**Given exercise:** Reproduce the records below in their entirety, character for character.

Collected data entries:
• • • •

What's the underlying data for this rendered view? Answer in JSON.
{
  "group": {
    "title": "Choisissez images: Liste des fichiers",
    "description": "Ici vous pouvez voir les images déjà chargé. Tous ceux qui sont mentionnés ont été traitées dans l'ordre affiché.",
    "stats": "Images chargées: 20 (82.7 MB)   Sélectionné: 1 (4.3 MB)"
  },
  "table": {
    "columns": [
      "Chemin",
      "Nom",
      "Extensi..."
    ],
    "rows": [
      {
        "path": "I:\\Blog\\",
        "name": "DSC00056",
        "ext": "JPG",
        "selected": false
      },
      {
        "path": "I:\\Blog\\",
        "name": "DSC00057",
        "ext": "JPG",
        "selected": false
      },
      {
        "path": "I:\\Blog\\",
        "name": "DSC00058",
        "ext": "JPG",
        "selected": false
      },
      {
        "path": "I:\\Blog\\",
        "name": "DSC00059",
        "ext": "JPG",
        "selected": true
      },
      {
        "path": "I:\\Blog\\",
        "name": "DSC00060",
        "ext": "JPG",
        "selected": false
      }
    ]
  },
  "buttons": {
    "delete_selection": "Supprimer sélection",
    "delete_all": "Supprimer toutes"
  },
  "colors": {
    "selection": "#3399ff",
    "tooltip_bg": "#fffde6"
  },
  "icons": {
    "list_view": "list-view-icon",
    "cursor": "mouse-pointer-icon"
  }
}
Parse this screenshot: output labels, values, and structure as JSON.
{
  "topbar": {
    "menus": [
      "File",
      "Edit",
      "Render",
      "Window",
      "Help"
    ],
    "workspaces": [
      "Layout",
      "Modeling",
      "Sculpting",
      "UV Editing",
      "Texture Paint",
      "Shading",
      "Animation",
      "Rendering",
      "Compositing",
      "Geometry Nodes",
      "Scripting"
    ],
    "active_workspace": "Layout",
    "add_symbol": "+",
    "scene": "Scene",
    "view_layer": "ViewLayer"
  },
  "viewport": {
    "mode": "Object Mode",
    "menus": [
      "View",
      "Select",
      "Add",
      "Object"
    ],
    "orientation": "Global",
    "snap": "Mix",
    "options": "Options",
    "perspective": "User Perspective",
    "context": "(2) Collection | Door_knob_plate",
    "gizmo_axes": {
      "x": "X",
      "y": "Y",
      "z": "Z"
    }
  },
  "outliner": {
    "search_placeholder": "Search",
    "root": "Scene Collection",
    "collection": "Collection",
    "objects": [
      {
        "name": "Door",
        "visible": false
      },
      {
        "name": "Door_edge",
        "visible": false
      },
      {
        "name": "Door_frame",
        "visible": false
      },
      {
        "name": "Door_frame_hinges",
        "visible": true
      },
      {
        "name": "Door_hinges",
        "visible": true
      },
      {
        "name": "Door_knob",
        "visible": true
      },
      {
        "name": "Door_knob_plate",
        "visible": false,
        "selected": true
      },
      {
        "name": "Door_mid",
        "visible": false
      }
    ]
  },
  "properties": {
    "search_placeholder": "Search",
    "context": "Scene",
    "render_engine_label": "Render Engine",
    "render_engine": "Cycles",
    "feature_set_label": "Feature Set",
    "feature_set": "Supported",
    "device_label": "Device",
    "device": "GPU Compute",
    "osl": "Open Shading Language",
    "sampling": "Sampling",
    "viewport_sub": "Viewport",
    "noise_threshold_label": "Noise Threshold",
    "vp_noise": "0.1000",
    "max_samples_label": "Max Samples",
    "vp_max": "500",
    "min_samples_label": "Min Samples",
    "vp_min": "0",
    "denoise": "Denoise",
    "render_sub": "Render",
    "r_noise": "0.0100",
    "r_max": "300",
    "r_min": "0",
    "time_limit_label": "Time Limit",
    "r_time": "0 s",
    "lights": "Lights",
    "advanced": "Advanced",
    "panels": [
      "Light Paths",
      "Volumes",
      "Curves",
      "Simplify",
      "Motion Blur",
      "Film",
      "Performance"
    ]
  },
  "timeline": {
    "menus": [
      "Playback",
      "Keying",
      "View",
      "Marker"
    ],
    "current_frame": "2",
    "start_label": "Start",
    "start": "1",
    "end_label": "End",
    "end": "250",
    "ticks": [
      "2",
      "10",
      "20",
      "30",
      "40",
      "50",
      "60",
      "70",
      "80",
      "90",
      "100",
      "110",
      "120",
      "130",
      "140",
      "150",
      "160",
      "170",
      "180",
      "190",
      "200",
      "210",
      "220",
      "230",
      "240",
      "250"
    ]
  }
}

• • • •

**Answer to the problem:**
What's the underlying data for this rendered view? Answer in JSON.
{
  "group": {
    "title": "Choisissez images: Liste des fichiers",
    "description": "Ici vous pouvez voir les images déjà chargé. Tous ceux qui sont mentionnés ont été traitées dans l'ordre affiché.",
    "stats": "Images chargées: 20 (82.7 MB)   Sélectionné: 1 (4.3 MB)"
  },
  "table": {
    "columns": [
      "Chemin",
      "Nom",
      "Extensi..."
    ],
    "rows": [
      {
        "path": "I:\\Blog\\",
        "name": "DSC00056",
        "ext": "JPG",
        "selected": false
      },
      {
        "path": "I:\\Blog\\",
        "name": "DSC00057",
        "ext": "JPG",
        "selected": false
      },
      {
        "path": "I:\\Blog\\",
        "name": "DSC00058",
        "ext": "JPG",
        "selected": false
      },
      {
        "path": "I:\\Blog\\",
        "name": "DSC00059",
        "ext": "JPG",
        "selected": true
      },
      {
        "path": "I:\\Blog\\",
        "name": "DSC00060",
        "ext": "JPG",
        "selected": false
      }
    ]
  },
  "buttons": {
    "delete_selection": "Supprimer sélection",
    "delete_all": "Supprimer toutes"
  },
  "colors": {
    "selection": "#3399ff",
    "tooltip_bg": "#fffde6"
  },
  "icons": {
    "list_view": "list-view-icon",
    "cursor": "mouse-pointer-icon"
  }
}
Parse this screenshot: output labels, values, and structure as JSON.
{
  "topbar": {
    "menus": [
      "File",
      "Edit",
      "Render",
      "Window",
      "Help"
    ],
    "workspaces": [
      "Layout",
      "Modeling",
      "Sculpting",
      "UV Editing",
      "Texture Paint",
      "Shading",
      "Animation",
      "Rendering",
      "Compositing",
      "Geometry Nodes",
      "Scripting"
    ],
    "active_workspace": "Layout",
    "add_symbol": "+",
    "scene": "Scene",
    "view_layer": "ViewLayer"
  },
  "viewport": {
    "mode": "Object Mode",
    "menus": [
      "View",
      "Select",
      "Add",
      "Object"
    ],
    "orientation": "Global",
    "snap": "Mix",
    "options": "Options",
    "perspective": "User Perspective",
    "context": "(2) Collection | Door_knob_plate",
    "gizmo_axes": {
      "x": "X",
      "y": "Y",
      "z": "Z"
    }
  },
  "outliner": {
    "search_placeholder": "Search",
    "root": "Scene Collection",
    "collection": "Collection",
    "objects": [
      {
        "name": "Door",
        "visible": false
      },
      {
        "name": "Door_edge",
        "visible": false
      },
      {
        "name": "Door_frame",
        "visible": false
      },
      {
        "name": "Door_frame_hinges",
        "visible": true
      },
      {
        "name": "Door_hinges",
        "visible": true
      },
      {
        "name": "Door_knob",
        "visible": true
      },
      {
        "name": "Door_knob_plate",
        "visible": false,
        "selected": true
      },
      {
        "name": "Door_mid",
        "visible": false
      }
    ]
  },
  "properties": {
    "search_placeholder": "Search",
    "context": "Scene",
    "render_engine_label": "Render Engine",
    "render_engine": "Cycles",
    "feature_set_label": "Feature Set",
    "feature_set": "Supported",
    "device_label": "Device",
    "device": "GPU Compute",
    "osl": "Open Shading Language",
    "sampling": "Sampling",
    "viewport_sub": "Viewport",
    "noise_threshold_label": "Noise Threshold",
    "vp_noise": "0.1000",
    "max_samples_label": "Max Samples",
    "vp_max": "500",
    "min_samples_label": "Min Samples",
    "vp_min": "0",
    "denoise": "Denoise",
    "render_sub": "Render",
    "r_noise": "0.0100",
    "r_max": "300",
    "r_min": "0",
    "time_limit_label": "Time Limit",
    "r_time": "0 s",
    "lights": "Lights",
    "advanced": "Advanced",
    "panels": [
      "Light Paths",
      "Volumes",
      "Curves",
      "Simplify",
      "Motion Blur",
      "Film",
      "Performance"
    ]
  },
  "timeline": {
    "menus": [
      "Playback",
      "Keying",
      "View",
      "Marker"
    ],
    "current_frame": "2",
    "start_label": "Start",
    "start": "1",
    "end_label": "End",
    "end": "250",
    "ticks": [
      "2",
      "10",
      "20",
      "30",
      "40",
      "50",
      "60",
      "70",
      "80",
      "90",
      "100",
      "110",
      "120",
      "130",
      "140",
      "150",
      "160",
      "170",
      "180",
      "190",
      "200",
      "210",
      "220",
      "230",
      "240",
      "250"
    ]
  }
}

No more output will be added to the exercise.